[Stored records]
<<<<

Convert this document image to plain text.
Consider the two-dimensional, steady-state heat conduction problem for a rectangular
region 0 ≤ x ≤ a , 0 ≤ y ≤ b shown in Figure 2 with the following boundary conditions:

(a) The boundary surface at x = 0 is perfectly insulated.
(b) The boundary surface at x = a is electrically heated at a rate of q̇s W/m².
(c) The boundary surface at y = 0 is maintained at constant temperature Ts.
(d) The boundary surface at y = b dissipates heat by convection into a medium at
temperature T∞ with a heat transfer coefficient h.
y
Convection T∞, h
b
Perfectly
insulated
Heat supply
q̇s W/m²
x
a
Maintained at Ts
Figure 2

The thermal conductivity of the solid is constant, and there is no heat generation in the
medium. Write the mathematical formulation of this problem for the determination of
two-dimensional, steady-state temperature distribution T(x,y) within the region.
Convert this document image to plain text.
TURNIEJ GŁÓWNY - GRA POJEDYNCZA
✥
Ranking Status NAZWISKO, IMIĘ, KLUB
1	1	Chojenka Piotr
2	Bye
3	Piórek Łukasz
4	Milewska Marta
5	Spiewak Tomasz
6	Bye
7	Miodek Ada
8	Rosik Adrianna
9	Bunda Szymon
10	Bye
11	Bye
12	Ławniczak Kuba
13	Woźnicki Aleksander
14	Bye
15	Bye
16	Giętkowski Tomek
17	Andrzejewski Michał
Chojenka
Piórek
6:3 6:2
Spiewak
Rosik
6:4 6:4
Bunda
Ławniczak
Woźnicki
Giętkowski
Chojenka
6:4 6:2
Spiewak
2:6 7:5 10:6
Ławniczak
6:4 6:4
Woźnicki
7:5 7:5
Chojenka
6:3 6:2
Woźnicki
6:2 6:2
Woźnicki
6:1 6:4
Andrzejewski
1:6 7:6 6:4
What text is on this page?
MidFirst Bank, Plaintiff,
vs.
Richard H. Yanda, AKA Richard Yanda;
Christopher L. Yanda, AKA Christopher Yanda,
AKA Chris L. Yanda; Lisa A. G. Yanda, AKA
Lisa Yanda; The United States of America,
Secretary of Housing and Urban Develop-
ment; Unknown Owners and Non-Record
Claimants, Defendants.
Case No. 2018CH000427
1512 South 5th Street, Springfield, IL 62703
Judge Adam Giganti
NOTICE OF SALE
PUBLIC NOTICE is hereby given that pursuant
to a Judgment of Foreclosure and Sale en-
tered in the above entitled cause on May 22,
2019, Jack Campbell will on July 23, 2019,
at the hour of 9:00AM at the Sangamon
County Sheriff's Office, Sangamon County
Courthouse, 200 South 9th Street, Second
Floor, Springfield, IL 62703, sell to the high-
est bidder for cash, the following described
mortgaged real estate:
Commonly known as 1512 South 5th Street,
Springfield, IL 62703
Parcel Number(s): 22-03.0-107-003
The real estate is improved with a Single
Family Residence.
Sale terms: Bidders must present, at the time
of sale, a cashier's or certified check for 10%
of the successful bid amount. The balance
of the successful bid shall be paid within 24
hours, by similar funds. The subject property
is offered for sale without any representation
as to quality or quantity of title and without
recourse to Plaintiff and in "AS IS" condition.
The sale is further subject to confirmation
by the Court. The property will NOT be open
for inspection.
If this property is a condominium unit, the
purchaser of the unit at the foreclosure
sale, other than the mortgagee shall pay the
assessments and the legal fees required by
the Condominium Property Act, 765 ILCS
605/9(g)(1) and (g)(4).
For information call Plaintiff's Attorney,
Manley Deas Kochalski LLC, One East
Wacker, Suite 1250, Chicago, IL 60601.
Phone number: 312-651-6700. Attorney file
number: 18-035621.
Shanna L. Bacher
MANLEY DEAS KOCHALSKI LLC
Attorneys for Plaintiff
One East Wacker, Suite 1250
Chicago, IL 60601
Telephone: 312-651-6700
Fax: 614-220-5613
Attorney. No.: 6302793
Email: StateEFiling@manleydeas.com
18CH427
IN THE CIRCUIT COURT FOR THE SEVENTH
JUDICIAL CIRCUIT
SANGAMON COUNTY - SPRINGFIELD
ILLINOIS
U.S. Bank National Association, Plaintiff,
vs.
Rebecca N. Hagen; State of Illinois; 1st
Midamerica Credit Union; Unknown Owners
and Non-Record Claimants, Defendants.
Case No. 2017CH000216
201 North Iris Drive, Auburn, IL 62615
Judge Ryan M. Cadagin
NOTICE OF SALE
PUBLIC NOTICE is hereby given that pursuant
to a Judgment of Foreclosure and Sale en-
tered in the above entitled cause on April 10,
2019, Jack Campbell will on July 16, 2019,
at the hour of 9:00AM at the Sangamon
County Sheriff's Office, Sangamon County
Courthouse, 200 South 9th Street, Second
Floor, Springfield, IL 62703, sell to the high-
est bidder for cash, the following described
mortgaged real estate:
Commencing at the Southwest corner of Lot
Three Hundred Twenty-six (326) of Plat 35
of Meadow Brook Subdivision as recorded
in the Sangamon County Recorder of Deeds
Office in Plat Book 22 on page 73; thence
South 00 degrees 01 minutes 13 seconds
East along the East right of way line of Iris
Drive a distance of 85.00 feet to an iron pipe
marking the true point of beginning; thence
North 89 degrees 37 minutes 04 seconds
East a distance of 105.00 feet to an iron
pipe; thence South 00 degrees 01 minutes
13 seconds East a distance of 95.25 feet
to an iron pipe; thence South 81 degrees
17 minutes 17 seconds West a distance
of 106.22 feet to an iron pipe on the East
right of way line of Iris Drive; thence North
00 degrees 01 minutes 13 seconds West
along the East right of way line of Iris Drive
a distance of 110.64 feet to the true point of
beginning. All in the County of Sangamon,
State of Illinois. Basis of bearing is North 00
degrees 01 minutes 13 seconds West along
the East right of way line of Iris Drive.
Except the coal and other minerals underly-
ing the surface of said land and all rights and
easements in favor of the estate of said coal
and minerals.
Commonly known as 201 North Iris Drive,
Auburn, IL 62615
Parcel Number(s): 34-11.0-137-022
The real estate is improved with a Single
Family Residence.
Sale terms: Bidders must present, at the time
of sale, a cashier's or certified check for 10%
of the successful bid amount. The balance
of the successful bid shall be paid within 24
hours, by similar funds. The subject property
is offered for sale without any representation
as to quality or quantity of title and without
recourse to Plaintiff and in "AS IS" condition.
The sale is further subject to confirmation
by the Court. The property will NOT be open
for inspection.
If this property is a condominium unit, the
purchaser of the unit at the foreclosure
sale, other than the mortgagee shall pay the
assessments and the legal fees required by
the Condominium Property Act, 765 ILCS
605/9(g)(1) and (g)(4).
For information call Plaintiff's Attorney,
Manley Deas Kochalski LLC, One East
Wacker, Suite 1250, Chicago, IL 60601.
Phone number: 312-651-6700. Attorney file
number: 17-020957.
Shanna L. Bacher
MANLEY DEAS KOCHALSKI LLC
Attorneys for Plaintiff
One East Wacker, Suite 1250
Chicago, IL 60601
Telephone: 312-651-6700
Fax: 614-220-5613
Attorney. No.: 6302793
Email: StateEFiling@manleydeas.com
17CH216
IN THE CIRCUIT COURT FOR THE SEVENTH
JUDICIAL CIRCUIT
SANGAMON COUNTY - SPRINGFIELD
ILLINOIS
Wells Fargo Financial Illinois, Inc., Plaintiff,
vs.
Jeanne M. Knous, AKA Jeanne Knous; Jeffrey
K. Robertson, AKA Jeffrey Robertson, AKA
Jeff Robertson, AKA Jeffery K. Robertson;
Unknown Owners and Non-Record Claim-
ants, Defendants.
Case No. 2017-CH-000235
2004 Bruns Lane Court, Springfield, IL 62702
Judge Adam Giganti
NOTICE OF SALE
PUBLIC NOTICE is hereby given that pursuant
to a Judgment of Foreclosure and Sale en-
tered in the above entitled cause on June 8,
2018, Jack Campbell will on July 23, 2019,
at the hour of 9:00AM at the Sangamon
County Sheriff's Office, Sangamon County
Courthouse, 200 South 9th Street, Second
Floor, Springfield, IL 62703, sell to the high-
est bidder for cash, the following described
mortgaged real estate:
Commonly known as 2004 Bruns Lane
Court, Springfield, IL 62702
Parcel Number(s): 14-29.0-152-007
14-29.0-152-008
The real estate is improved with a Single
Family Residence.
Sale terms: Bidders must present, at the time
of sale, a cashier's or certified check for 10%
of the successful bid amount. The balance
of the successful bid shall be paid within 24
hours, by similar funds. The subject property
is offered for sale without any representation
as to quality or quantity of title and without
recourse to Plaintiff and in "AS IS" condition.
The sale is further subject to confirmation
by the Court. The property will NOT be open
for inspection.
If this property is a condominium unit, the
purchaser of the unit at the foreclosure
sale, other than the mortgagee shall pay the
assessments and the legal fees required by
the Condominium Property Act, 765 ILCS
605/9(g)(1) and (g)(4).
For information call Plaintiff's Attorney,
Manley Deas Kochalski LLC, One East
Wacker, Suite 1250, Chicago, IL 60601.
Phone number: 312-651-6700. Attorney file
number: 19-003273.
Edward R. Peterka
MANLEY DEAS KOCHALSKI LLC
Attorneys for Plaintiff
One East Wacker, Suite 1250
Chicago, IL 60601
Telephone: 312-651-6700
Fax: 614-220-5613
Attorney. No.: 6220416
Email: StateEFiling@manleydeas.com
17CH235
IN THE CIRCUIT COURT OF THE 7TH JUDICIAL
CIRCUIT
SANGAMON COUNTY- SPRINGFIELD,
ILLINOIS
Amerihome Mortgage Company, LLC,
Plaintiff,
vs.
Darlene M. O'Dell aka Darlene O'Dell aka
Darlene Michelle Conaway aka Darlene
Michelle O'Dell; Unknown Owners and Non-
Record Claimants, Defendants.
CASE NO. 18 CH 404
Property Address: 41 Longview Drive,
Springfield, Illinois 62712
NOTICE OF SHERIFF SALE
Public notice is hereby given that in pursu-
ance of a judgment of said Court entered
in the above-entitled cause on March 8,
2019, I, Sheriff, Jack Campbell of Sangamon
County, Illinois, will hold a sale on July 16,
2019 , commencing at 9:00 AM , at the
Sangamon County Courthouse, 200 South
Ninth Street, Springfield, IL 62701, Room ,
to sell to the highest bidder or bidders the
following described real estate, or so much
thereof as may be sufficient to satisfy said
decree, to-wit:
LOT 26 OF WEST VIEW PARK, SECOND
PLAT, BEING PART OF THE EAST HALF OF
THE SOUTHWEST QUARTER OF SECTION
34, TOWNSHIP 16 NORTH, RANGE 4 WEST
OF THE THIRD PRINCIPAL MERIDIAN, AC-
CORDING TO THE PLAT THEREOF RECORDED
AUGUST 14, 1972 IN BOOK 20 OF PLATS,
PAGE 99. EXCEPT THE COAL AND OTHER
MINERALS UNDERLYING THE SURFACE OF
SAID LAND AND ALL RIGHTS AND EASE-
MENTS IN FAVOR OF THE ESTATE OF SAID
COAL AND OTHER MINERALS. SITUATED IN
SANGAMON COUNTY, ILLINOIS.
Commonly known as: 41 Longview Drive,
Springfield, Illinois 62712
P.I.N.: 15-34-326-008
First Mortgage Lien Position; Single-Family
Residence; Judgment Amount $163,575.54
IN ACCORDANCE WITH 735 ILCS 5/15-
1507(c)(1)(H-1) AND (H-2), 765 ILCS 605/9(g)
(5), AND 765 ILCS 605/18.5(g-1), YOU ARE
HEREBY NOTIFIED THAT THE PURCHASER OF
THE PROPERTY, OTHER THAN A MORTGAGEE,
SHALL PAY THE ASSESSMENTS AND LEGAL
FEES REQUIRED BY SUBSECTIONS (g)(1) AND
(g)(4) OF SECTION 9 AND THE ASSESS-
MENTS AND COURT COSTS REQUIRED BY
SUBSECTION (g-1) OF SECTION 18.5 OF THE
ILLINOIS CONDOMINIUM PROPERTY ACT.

>>>>
<<<<

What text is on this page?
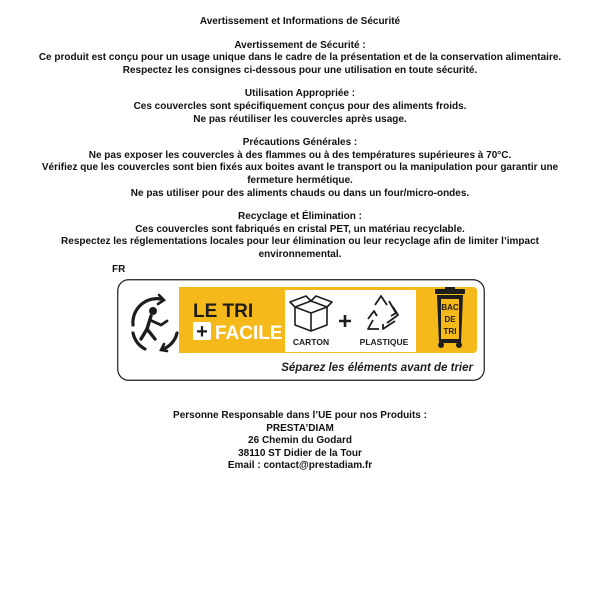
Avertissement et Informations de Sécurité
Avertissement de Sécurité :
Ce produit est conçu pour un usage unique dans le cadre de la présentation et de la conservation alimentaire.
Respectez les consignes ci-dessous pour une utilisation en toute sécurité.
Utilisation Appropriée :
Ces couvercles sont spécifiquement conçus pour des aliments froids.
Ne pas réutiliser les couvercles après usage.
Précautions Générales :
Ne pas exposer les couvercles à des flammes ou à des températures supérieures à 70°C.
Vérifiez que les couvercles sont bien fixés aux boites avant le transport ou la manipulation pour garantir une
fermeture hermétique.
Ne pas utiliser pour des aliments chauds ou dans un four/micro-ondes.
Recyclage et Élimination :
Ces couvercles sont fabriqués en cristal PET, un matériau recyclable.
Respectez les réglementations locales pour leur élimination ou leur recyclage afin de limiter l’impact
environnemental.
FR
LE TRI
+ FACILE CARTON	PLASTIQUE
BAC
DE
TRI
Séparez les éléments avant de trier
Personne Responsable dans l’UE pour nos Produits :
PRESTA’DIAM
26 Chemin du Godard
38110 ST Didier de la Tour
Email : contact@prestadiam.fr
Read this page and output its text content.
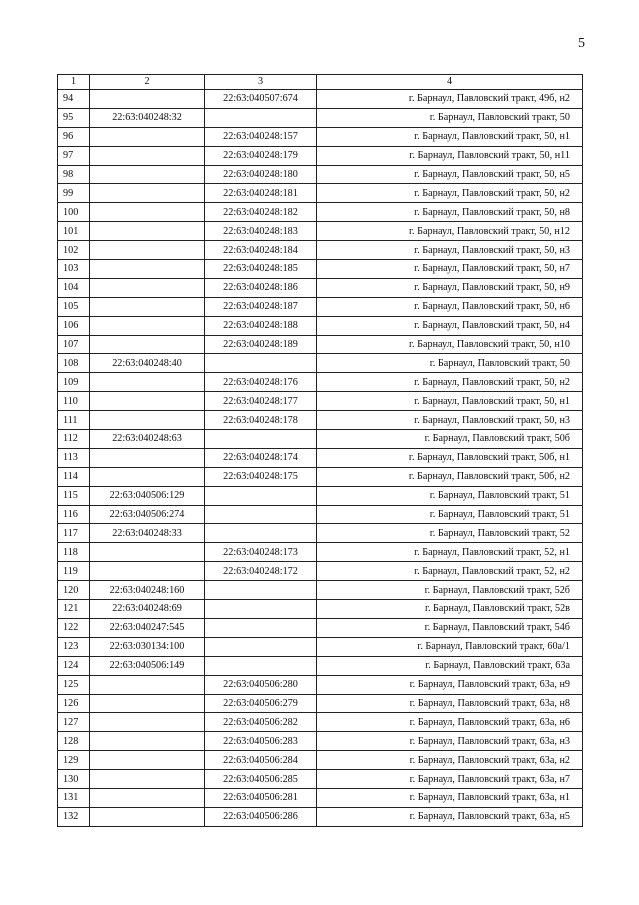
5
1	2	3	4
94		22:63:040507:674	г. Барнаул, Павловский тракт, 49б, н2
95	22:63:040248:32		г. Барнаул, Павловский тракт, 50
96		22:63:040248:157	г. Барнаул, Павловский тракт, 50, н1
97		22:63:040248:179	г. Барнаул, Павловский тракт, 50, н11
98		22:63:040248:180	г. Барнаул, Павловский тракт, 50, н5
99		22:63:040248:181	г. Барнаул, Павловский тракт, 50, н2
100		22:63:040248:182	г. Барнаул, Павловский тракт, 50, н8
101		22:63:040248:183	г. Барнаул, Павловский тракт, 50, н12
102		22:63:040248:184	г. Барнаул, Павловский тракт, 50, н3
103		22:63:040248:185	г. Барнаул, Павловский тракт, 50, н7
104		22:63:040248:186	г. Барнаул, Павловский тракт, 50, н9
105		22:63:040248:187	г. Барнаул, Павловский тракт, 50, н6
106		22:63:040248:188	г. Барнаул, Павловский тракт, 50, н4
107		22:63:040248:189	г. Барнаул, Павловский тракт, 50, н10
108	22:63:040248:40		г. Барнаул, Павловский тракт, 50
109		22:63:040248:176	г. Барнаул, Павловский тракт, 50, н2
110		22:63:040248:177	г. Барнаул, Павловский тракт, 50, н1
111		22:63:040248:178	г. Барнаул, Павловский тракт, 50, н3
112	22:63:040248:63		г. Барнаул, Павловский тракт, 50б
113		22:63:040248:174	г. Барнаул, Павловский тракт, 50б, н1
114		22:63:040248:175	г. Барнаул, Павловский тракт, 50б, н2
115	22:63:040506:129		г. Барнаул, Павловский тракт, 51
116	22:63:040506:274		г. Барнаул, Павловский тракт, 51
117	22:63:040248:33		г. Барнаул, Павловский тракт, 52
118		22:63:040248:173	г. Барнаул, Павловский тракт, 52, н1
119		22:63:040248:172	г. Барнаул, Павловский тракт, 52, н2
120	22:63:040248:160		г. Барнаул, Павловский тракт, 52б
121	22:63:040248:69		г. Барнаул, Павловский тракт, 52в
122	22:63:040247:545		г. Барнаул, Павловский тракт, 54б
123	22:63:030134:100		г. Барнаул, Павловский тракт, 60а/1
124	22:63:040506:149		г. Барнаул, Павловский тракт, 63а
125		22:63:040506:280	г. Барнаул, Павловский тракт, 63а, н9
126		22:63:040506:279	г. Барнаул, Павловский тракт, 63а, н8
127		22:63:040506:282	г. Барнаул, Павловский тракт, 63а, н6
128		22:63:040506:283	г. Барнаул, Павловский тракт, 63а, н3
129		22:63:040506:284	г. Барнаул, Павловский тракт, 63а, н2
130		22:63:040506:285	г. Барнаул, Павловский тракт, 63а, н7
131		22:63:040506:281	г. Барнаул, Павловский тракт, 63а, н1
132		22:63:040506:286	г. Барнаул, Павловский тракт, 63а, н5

>>>>

#### [What is being asked]
In the entries above, find each line with the string "Bank" and copy it.

#### [Correct result]
MidFirst Bank, Plaintiff,
U.S. Bank National Association, Plaintiff,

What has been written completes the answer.